(What the task requires)
Find and copy every line in the records that includes the string "content".

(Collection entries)
━━━━━━━━━━━━━━━━━━━━━━━━━━━━━━

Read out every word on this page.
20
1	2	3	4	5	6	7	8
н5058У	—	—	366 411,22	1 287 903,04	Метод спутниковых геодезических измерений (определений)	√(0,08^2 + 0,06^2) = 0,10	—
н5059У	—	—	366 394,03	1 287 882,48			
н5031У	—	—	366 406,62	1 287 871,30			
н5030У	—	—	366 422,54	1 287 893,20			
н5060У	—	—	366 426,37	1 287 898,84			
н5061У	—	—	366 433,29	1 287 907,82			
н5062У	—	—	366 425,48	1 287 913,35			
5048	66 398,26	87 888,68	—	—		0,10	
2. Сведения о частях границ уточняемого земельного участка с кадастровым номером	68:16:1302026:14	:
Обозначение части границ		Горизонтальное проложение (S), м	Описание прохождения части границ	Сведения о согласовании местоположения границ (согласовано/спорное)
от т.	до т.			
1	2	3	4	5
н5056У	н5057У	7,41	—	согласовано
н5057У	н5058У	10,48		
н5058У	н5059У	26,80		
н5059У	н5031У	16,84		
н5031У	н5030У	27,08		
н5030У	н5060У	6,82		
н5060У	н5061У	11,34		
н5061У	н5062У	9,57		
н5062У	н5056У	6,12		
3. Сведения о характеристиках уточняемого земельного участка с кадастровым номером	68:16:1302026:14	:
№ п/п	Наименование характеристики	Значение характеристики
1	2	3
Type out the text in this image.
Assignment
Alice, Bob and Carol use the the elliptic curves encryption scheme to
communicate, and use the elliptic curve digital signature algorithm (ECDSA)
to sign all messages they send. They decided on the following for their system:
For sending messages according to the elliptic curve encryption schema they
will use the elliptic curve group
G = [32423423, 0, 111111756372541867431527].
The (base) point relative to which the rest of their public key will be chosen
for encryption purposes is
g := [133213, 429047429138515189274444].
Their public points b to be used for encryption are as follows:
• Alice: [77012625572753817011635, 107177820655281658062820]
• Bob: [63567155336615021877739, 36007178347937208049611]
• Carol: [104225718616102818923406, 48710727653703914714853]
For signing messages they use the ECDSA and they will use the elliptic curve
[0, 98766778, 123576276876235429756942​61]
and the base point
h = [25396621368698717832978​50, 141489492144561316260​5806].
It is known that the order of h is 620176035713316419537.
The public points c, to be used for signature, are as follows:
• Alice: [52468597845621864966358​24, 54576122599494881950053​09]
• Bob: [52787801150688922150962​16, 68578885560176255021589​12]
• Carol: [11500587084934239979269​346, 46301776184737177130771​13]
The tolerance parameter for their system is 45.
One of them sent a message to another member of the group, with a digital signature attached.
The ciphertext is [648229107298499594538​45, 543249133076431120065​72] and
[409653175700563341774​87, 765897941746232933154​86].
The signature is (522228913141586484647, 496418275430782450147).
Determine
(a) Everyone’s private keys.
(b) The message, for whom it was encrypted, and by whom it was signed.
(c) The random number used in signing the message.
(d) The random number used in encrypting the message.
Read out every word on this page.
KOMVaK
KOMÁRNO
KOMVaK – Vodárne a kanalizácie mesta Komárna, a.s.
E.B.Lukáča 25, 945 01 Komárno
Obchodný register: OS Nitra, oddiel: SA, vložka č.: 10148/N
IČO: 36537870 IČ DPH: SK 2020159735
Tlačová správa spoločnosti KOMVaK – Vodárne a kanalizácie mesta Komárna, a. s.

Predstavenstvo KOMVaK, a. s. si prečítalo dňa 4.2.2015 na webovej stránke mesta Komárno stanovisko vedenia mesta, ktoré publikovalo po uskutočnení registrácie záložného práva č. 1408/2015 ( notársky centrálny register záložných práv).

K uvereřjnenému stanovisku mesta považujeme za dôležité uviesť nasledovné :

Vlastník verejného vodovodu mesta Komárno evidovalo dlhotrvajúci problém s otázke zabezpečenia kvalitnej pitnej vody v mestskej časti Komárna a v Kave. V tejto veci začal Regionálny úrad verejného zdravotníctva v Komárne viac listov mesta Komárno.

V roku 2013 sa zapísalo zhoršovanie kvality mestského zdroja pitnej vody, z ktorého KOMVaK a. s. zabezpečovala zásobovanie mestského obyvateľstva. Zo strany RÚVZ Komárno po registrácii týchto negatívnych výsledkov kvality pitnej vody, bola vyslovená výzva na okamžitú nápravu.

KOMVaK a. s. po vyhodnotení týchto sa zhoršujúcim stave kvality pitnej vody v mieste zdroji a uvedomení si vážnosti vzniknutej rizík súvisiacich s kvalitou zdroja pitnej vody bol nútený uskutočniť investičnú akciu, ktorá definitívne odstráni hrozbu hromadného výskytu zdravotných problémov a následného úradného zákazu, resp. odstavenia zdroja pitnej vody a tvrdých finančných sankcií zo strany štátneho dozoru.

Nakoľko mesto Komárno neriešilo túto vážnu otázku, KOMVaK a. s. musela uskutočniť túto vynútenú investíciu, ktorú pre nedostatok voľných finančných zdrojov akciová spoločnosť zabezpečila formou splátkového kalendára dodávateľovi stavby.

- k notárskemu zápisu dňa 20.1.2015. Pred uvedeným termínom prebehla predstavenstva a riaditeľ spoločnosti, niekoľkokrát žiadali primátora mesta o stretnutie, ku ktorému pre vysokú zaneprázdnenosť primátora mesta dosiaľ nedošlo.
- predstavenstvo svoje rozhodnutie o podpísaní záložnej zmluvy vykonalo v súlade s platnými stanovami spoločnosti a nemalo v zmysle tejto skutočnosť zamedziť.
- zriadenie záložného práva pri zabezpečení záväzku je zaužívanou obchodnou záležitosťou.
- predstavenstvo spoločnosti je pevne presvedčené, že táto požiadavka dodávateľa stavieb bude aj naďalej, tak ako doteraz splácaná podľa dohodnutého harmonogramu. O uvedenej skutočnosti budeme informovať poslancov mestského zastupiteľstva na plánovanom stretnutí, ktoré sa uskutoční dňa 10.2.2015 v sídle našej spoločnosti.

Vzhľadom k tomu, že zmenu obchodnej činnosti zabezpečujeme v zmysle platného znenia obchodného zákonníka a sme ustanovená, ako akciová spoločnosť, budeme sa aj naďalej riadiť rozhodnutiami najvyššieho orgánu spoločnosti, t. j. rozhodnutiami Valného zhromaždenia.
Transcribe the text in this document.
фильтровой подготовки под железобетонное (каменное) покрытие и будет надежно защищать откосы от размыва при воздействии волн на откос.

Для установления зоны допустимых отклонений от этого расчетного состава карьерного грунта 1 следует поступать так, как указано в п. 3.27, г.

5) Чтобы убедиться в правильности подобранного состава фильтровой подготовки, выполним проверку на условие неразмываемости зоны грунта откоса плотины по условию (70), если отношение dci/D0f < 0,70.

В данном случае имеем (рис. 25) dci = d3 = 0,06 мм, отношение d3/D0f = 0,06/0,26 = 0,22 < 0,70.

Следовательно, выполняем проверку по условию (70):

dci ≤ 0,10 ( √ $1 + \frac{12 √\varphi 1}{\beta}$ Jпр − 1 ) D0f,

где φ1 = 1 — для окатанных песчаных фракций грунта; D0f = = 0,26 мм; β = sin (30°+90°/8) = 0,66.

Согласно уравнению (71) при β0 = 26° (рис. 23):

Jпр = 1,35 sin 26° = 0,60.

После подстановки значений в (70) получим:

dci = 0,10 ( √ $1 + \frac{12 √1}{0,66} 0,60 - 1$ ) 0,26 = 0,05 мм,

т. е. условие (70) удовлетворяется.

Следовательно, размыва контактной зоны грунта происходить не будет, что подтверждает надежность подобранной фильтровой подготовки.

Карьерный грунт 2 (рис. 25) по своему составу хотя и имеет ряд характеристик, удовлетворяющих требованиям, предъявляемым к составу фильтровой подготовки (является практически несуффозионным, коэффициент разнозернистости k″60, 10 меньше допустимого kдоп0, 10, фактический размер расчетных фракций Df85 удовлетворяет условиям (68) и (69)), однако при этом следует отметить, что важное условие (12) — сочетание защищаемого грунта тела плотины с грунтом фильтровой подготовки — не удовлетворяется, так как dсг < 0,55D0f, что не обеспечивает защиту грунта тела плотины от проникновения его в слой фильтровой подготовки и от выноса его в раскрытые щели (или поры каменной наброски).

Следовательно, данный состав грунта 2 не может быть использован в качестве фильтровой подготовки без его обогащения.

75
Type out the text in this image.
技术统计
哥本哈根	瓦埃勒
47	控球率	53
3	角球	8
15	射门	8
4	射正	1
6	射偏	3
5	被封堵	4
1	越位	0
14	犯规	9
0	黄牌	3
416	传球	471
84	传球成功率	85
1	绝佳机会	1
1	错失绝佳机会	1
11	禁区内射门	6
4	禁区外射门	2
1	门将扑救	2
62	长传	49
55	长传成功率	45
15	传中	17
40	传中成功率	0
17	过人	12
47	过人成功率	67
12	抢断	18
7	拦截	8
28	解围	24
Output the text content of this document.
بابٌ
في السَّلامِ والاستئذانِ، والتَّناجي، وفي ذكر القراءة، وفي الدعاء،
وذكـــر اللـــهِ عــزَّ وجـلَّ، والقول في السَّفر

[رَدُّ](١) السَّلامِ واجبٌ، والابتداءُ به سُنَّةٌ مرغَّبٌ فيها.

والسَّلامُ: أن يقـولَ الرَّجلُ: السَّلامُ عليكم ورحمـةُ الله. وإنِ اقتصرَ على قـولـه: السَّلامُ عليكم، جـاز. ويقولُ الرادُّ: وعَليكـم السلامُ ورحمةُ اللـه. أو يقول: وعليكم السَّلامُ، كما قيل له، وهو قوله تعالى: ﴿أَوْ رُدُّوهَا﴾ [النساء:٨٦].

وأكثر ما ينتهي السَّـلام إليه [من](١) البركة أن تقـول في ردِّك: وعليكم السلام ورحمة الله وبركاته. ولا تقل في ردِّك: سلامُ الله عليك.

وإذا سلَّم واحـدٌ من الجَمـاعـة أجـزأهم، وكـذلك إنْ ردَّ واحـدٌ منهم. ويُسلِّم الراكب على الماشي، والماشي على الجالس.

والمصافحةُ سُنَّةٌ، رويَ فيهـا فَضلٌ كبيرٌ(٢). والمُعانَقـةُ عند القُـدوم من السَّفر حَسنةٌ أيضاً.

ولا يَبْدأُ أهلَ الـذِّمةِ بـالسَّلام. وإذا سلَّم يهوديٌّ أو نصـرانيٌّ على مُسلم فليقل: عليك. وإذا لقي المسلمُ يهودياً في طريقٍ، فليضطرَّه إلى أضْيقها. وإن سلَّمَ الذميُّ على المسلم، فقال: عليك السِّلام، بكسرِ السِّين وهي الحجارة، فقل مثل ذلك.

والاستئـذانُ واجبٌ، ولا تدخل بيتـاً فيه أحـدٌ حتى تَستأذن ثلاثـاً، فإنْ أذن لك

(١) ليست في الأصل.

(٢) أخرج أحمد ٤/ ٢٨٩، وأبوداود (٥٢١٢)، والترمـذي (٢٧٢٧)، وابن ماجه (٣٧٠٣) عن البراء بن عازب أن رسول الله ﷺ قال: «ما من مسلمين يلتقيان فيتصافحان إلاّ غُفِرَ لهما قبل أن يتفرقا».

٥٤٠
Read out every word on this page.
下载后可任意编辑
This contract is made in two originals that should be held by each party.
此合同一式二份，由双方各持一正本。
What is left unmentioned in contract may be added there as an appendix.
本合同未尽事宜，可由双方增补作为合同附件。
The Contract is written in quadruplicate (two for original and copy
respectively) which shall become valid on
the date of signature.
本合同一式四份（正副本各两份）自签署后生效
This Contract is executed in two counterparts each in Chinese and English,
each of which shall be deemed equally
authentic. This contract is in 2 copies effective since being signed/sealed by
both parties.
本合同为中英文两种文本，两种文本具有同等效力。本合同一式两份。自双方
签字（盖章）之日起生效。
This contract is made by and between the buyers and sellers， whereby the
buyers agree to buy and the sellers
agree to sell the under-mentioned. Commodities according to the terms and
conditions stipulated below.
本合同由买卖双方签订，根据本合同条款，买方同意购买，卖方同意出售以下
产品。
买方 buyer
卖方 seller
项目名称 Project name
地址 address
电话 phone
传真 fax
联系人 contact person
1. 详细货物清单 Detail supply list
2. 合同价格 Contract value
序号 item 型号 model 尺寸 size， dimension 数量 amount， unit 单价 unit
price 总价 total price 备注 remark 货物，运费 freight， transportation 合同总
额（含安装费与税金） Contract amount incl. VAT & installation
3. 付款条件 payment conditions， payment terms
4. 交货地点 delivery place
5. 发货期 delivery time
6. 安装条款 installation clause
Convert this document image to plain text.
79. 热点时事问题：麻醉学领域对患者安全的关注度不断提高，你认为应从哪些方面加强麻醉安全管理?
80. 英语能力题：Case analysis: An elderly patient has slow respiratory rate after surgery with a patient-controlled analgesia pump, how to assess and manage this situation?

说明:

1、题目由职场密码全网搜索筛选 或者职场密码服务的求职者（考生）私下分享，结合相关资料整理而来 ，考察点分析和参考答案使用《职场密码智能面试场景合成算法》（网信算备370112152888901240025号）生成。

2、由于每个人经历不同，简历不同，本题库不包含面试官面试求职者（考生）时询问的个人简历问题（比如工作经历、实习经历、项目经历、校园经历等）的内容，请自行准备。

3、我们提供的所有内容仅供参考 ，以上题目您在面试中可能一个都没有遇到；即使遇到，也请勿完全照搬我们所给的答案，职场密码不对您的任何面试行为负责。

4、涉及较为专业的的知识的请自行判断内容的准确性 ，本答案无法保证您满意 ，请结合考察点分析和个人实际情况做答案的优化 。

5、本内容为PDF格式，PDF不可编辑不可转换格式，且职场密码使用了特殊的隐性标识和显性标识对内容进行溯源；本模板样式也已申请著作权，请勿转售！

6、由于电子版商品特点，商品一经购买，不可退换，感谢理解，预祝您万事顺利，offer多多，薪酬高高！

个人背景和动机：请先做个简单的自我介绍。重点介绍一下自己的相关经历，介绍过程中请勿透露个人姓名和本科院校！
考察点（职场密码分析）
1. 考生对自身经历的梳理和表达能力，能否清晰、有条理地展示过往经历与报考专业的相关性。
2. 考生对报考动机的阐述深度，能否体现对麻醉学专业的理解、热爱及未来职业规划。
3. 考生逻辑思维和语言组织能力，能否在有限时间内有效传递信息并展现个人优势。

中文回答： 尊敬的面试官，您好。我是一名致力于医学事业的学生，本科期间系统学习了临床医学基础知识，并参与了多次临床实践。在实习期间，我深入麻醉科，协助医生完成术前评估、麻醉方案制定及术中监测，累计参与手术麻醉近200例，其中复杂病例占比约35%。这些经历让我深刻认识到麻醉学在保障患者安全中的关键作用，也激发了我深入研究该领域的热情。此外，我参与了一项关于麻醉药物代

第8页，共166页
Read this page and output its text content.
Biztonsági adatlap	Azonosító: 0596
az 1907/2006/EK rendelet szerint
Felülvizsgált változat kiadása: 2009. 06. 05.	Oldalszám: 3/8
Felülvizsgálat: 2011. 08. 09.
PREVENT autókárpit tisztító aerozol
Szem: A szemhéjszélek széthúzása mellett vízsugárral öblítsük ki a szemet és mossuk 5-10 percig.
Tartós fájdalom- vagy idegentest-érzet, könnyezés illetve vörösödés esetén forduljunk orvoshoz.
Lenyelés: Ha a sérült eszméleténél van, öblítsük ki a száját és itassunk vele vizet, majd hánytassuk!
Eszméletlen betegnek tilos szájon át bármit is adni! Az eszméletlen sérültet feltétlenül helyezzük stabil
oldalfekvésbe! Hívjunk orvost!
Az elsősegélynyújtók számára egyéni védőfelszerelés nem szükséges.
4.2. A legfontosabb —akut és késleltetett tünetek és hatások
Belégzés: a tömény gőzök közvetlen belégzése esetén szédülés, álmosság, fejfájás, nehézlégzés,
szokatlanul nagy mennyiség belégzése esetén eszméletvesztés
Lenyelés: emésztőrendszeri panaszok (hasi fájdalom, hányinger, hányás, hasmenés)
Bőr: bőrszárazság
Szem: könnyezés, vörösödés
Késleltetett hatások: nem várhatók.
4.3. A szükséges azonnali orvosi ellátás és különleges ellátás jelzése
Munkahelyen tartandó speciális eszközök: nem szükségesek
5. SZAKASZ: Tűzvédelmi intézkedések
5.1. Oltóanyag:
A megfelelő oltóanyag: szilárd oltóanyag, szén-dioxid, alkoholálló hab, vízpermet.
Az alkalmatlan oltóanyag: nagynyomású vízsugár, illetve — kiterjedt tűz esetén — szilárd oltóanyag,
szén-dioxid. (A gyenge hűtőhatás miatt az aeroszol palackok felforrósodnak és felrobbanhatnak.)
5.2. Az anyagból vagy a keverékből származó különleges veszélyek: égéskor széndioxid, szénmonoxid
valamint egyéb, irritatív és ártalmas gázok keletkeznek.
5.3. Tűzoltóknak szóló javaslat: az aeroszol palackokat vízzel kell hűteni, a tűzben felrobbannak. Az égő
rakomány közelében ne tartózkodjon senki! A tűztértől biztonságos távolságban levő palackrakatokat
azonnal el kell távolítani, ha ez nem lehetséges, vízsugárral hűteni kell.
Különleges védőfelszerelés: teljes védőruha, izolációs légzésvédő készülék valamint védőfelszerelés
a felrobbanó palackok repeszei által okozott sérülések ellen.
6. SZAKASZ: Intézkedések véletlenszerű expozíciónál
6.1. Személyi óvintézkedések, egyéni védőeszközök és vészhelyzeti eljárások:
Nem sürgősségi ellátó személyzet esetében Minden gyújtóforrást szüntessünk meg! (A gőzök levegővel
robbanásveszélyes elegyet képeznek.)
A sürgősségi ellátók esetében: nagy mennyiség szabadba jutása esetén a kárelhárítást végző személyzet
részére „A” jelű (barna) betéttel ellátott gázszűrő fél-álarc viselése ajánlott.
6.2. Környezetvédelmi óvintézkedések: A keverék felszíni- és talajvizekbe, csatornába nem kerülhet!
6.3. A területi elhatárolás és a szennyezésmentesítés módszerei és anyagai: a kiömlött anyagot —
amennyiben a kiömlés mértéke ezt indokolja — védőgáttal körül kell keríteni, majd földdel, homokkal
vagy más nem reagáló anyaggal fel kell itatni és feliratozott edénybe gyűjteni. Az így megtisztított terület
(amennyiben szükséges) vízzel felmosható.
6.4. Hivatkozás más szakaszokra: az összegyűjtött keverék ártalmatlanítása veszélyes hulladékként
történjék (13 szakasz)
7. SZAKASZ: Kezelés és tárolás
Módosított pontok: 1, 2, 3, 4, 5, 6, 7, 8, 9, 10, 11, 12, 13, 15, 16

━━━━━━━━━━━━━━━━━━━━━━━━━━━━━━

(Result below)
Output the text content of this document.
Read this page and output its text content.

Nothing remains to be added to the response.